SET PROBLEM: Tally every line of the material that includes "Ohio", then give the tally and nothing else.

Items listed in a dataset
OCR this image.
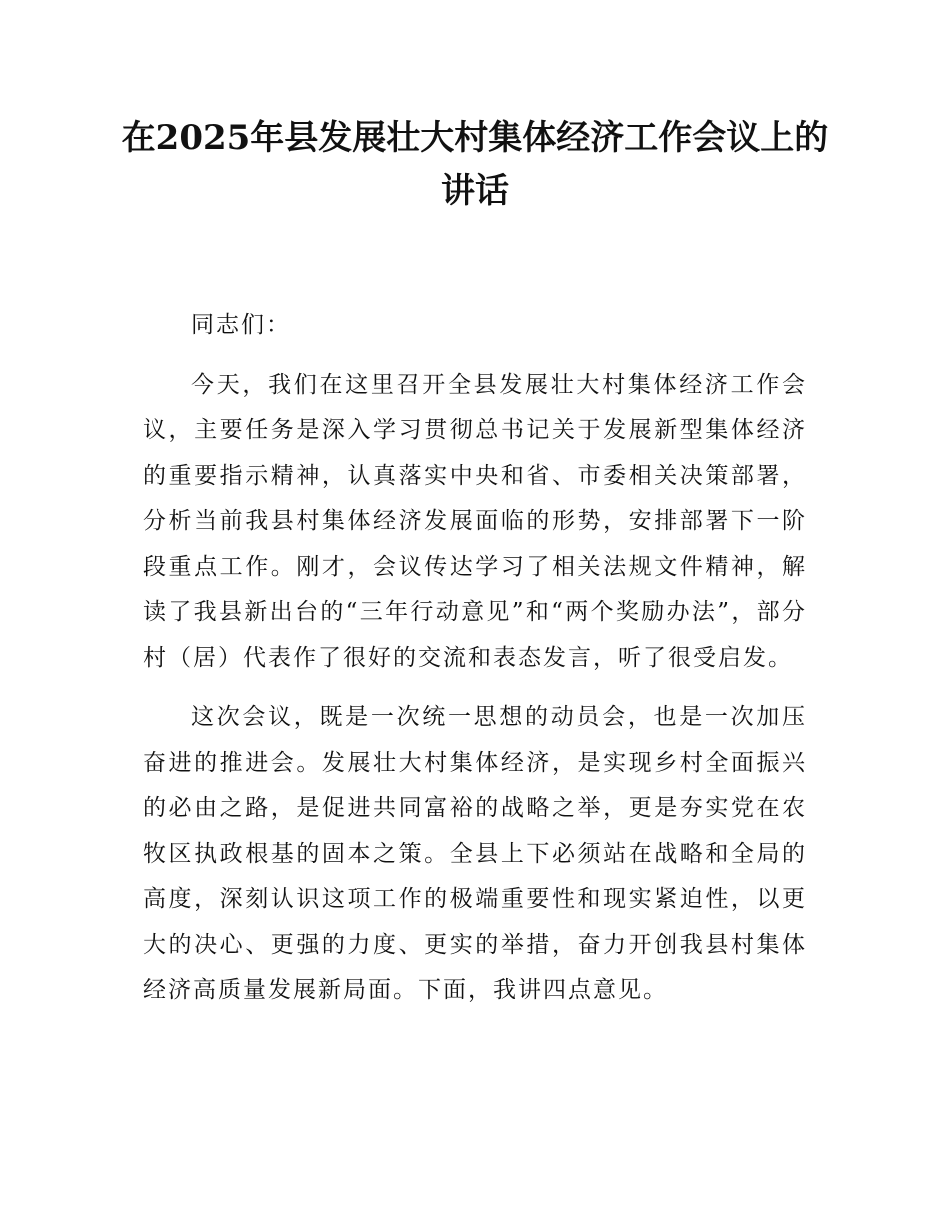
在2025年县发展壮大村集体经济工作会议上的讲话

同志们：

今天，我们在这里召开全县发展壮大村集体经济工作会议，主要任务是深入学习贯彻总书记关于发展新型集体经济的重要指示精神，认真落实中央和省、市委相关决策部署，分析当前我县村集体经济发展面临的形势，安排部署下一阶段重点工作。刚才，会议传达学习了相关法规文件精神，解读了我县新出台的“三年行动意见”和“两个奖励办法”，部分村（居）代表作了很好的交流和表态发言，听了很受启发。

这次会议，既是一次统一思想的动员会，也是一次加压奋进的推进会。发展壮大村集体经济，是实现乡村全面振兴的必由之路，是促进共同富裕的战略之举，更是夯实党在农牧区执政根基的固本之策。全县上下必须站在战略和全局的高度，深刻认识这项工作的极端重要性和现实紧迫性，以更大的决心、更强的力度、更实的举措，奋力开创我县村集体经济高质量发展新局面。下面，我讲四点意见。
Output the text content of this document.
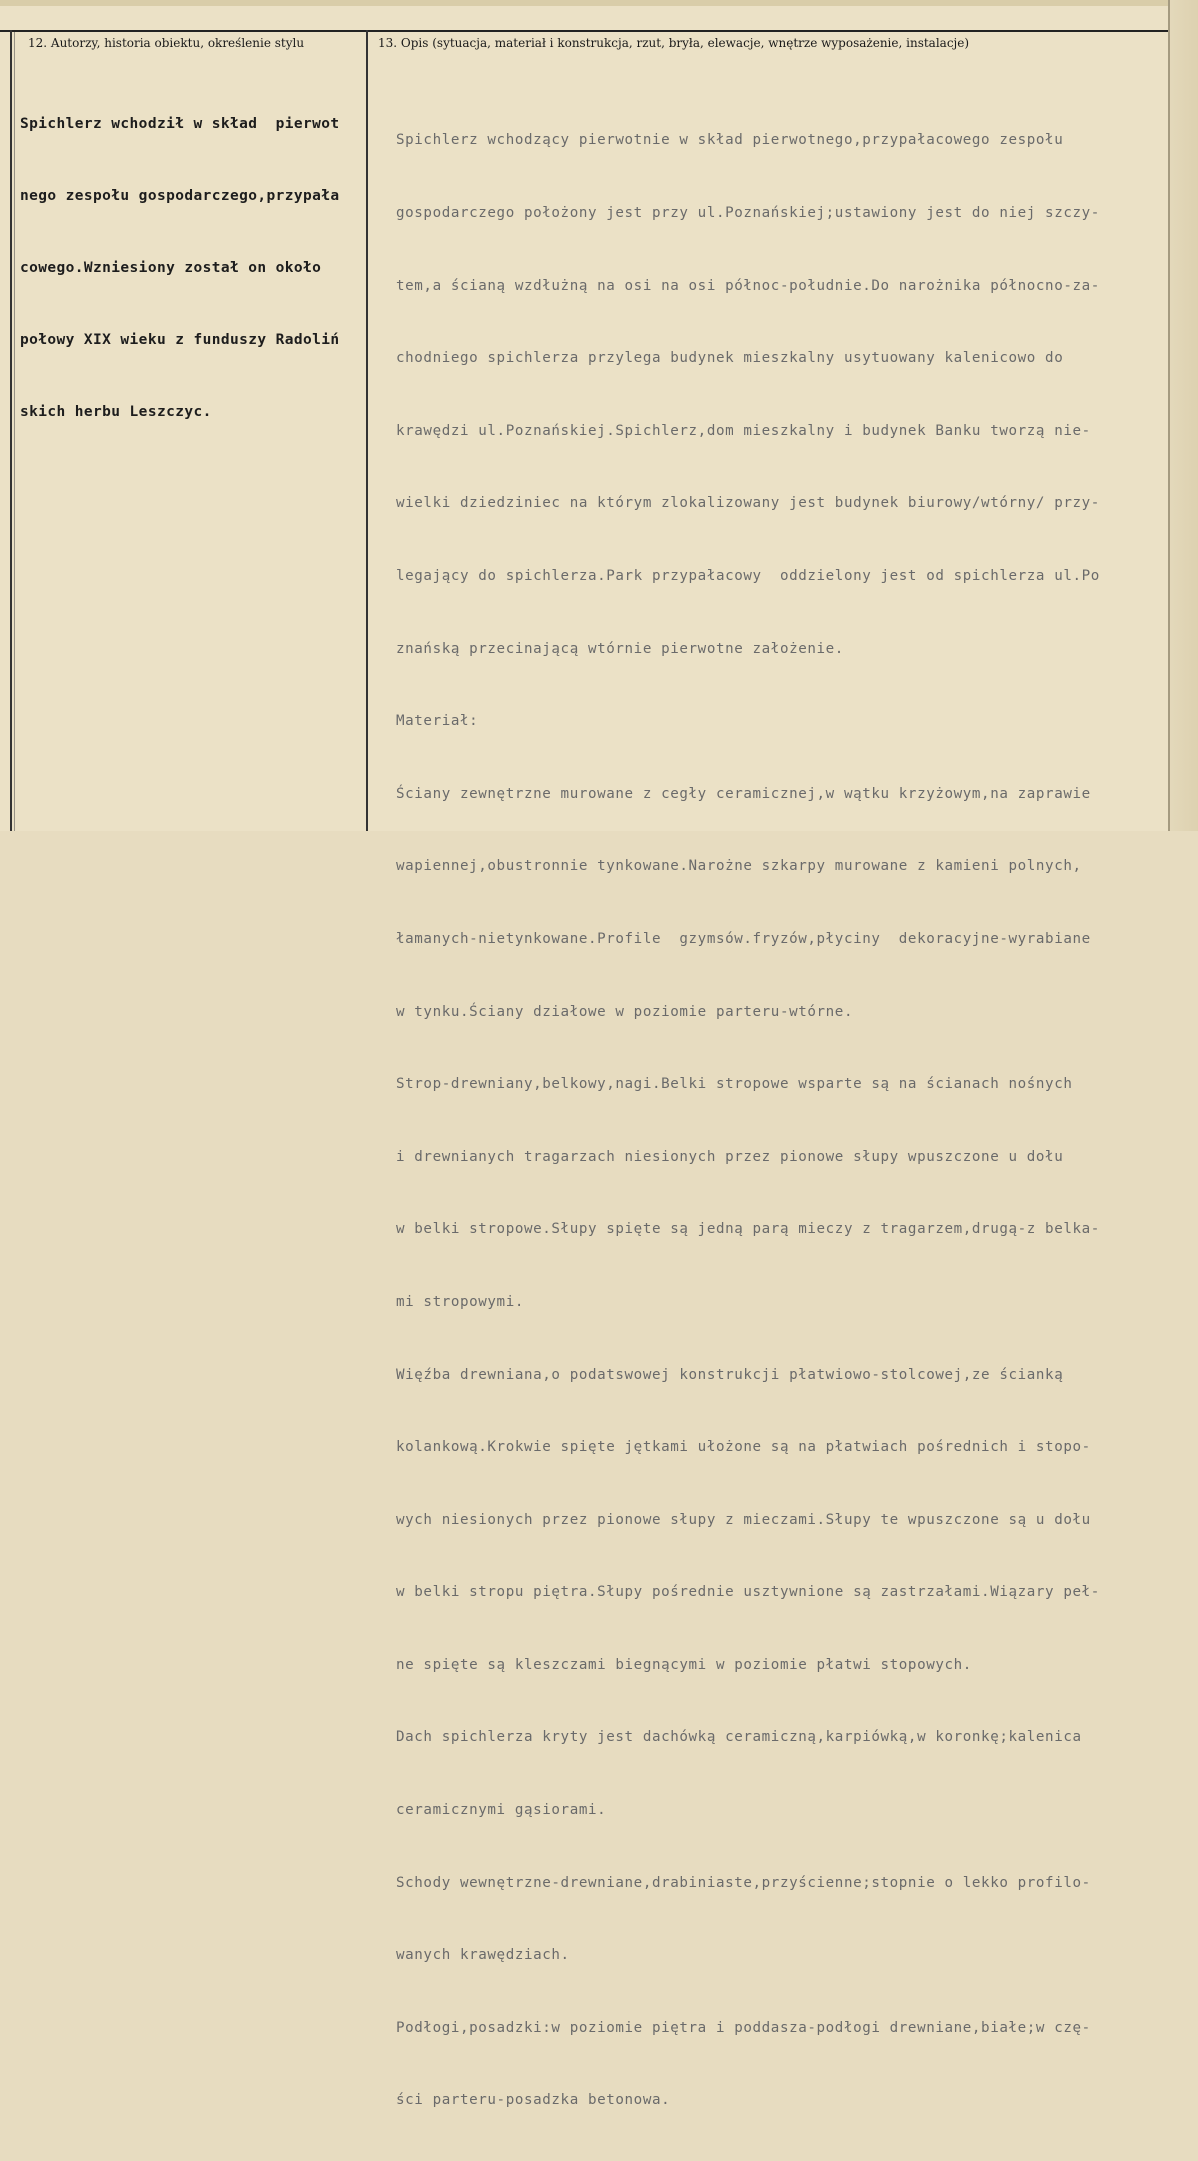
12. Autorzy, historia obiektu, określenie stylu	13. Opis (sytuacja, materiał i konstrukcja, rzut, bryła, elewacje, wnętrze wyposażenie, instalacje)

Spichlerz wchodził w skład  pierwot

nego zespołu gospodarczego,przypała

cowego.Wzniesiony został on około

połowy XIX wieku z funduszy Radoliń

skich herbu Leszczyc.

Spichlerz wchodzący pierwotnie w skład pierwotnego,przypałacowego zespołu

gospodarczego położony jest przy ul.Poznańskiej;ustawiony jest do niej szczy-

tem,a ścianą wzdłużną na osi na osi północ-południe.Do narożnika północno-za-

chodniego spichlerza przylega budynek mieszkalny usytuowany kalenicowo do

krawędzi ul.Poznańskiej.Spichlerz,dom mieszkalny i budynek Banku tworzą nie-

wielki dziedziniec na którym zlokalizowany jest budynek biurowy/wtórny/ przy-

legający do spichlerza.Park przypałacowy  oddzielony jest od spichlerza ul.Po

znańską przecinającą wtórnie pierwotne założenie.

Materiał:

Ściany zewnętrzne murowane z cegły ceramicznej,w wątku krzyżowym,na zaprawie

wapiennej,obustronnie tynkowane.Narożne szkarpy murowane z kamieni polnych,

łamanych-nietynkowane.Profile  gzymsów.fryzów,płyciny  dekoracyjne-wyrabiane

w tynku.Ściany działowe w poziomie parteru-wtórne.

Strop-drewniany,belkowy,nagi.Belki stropowe wsparte są na ścianach nośnych

i drewnianych tragarzach niesionych przez pionowe słupy wpuszczone u dołu

w belki stropowe.Słupy spięte są jedną parą mieczy z tragarzem,drugą-z belka-

mi stropowymi.

Więźba drewniana,o podatswowej konstrukcji płatwiowo-stolcowej,ze ścianką

kolankową.Krokwie spięte jętkami ułożone są na płatwiach pośrednich i stopo-

wych niesionych przez pionowe słupy z mieczami.Słupy te wpuszczone są u dołu

w belki stropu piętra.Słupy pośrednie usztywnione są zastrzałami.Wiązary peł-

ne spięte są kleszczami biegnącymi w poziomie płatwi stopowych.

Dach spichlerza kryty jest dachówką ceramiczną,karpiówką,w koronkę;kalenica

ceramicznymi gąsiorami.

Schody wewnętrzne-drewniane,drabiniaste,przyścienne;stopnie o lekko profilo-

wanych krawędziach.

Podłogi,posadzki:w poziomie piętra i poddasza-podłogi drewniane,białe;w czę-

ści parteru-posadzka betonowa.
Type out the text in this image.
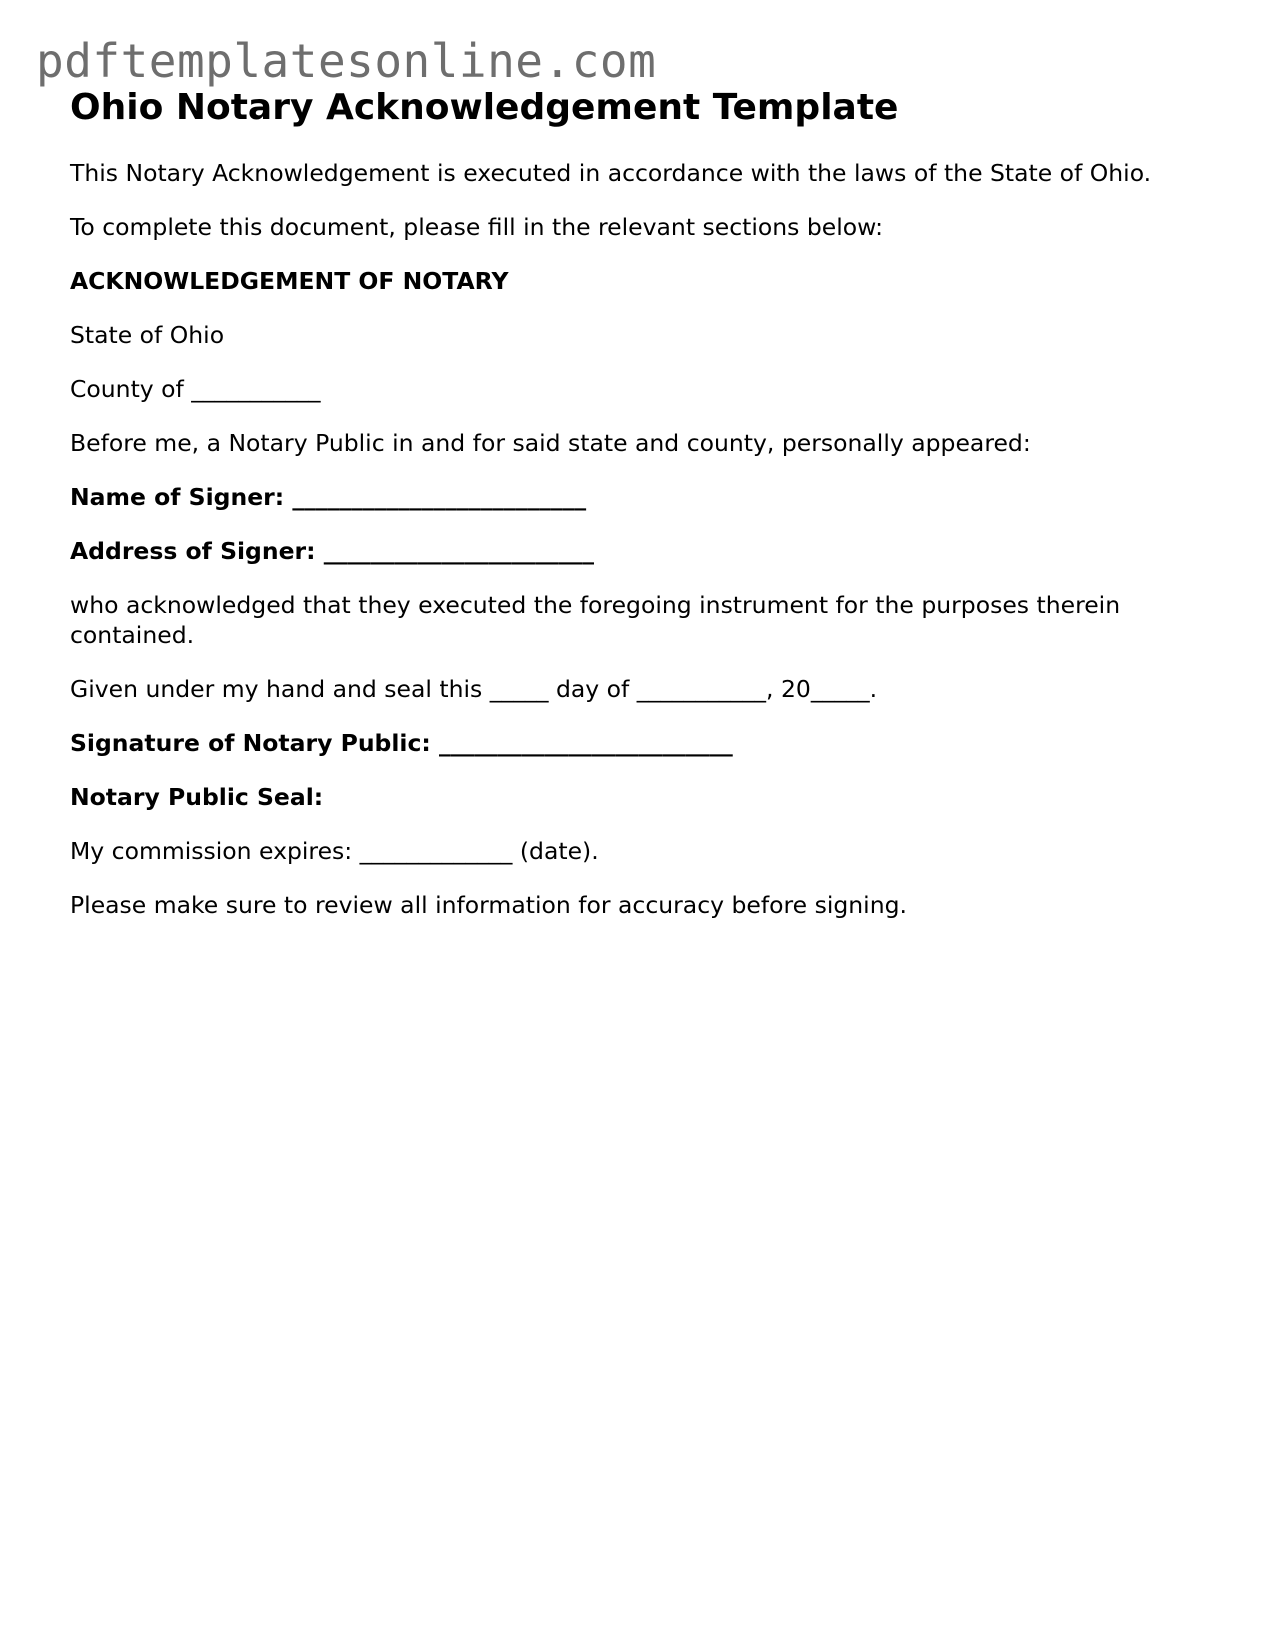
pdftemplatesonline.com
Ohio Notary Acknowledgement Template

This Notary Acknowledgement is executed in accordance with the laws of the State of Ohio.

To complete this document, please fill in the relevant sections below:

ACKNOWLEDGEMENT OF NOTARY

State of Ohio

County of ___________

Before me, a Notary Public in and for said state and county, personally appeared:

Name of Signer: _________________________

Address of Signer: _______________________

who acknowledged that they executed the foregoing instrument for the purposes therein contained.

Given under my hand and seal this _____ day of ___________, 20_____.

Signature of Notary Public: _________________________

Notary Public Seal:

My commission expires: _____________ (date).

Please make sure to review all information for accuracy before signing.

OUTPUT BELOW: 3